___ THE DATA

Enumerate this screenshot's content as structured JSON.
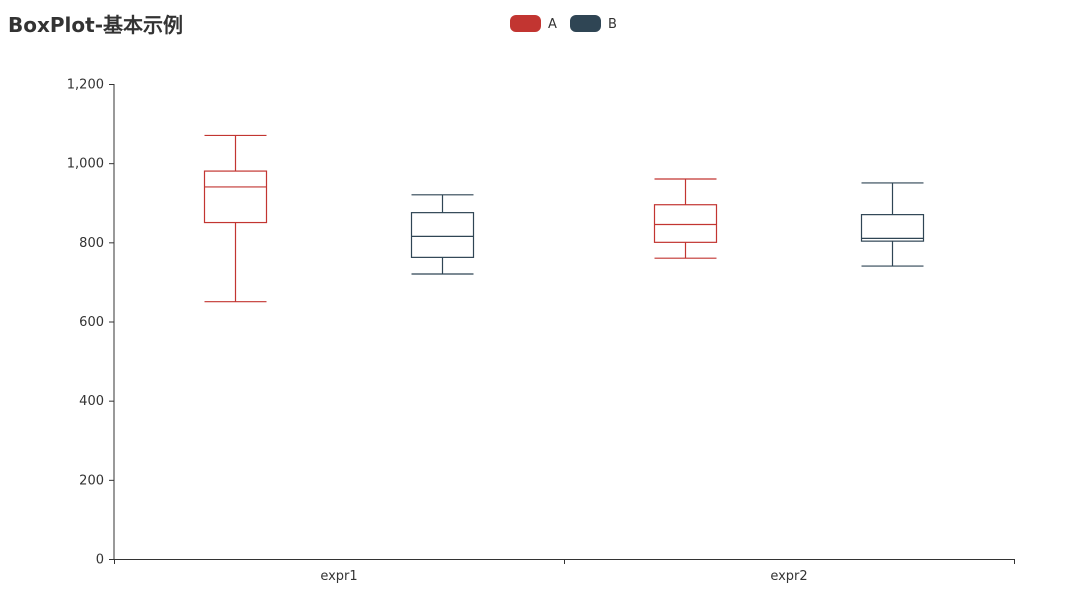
{
  "chart_data": {
    "type": "boxplot",
    "title": "BoxPlot-基本示例",
    "categories": [
      "expr1",
      "expr2"
    ],
    "ylim": [
      0,
      1200
    ],
    "yticks": [
      0,
      200,
      400,
      600,
      800,
      1000,
      1200
    ],
    "ytick_labels": [
      "0",
      "200",
      "400",
      "600",
      "800",
      "1,000",
      "1,200"
    ],
    "legend_position": "top-center",
    "grid": false,
    "series": [
      {
        "name": "A",
        "color": "#c23531",
        "boxes": [
          {
            "min": 650,
            "q1": 850,
            "median": 940,
            "q3": 980,
            "max": 1070
          },
          {
            "min": 760,
            "q1": 800,
            "median": 845,
            "q3": 895,
            "max": 960
          }
        ]
      },
      {
        "name": "B",
        "color": "#2f4554",
        "boxes": [
          {
            "min": 720,
            "q1": 762,
            "median": 815,
            "q3": 875,
            "max": 920
          },
          {
            "min": 740,
            "q1": 803,
            "median": 810,
            "q3": 870,
            "max": 950
          }
        ]
      }
    ]
  }
}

______

Write out the listing above exactly as it stands, pictures excluded.

Enumerate this screenshot's content as structured JSON.
{
  "chart_data": {
    "type": "boxplot",
    "title": "BoxPlot-基本示例",
    "categories": [
      "expr1",
      "expr2"
    ],
    "ylim": [
      0,
      1200
    ],
    "yticks": [
      0,
      200,
      400,
      600,
      800,
      1000,
      1200
    ],
    "ytick_labels": [
      "0",
      "200",
      "400",
      "600",
      "800",
      "1,000",
      "1,200"
    ],
    "legend_position": "top-center",
    "grid": false,
    "series": [
      {
        "name": "A",
        "color": "#c23531",
        "boxes": [
          {
            "min": 650,
            "q1": 850,
            "median": 940,
            "q3": 980,
            "max": 1070
          },
          {
            "min": 760,
            "q1": 800,
            "median": 845,
            "q3": 895,
            "max": 960
          }
        ]
      },
      {
        "name": "B",
        "color": "#2f4554",
        "boxes": [
          {
            "min": 720,
            "q1": 762,
            "median": 815,
            "q3": 875,
            "max": 920
          },
          {
            "min": 740,
            "q1": 803,
            "median": 810,
            "q3": 870,
            "max": 950
          }
        ]
      }
    ]
  }
}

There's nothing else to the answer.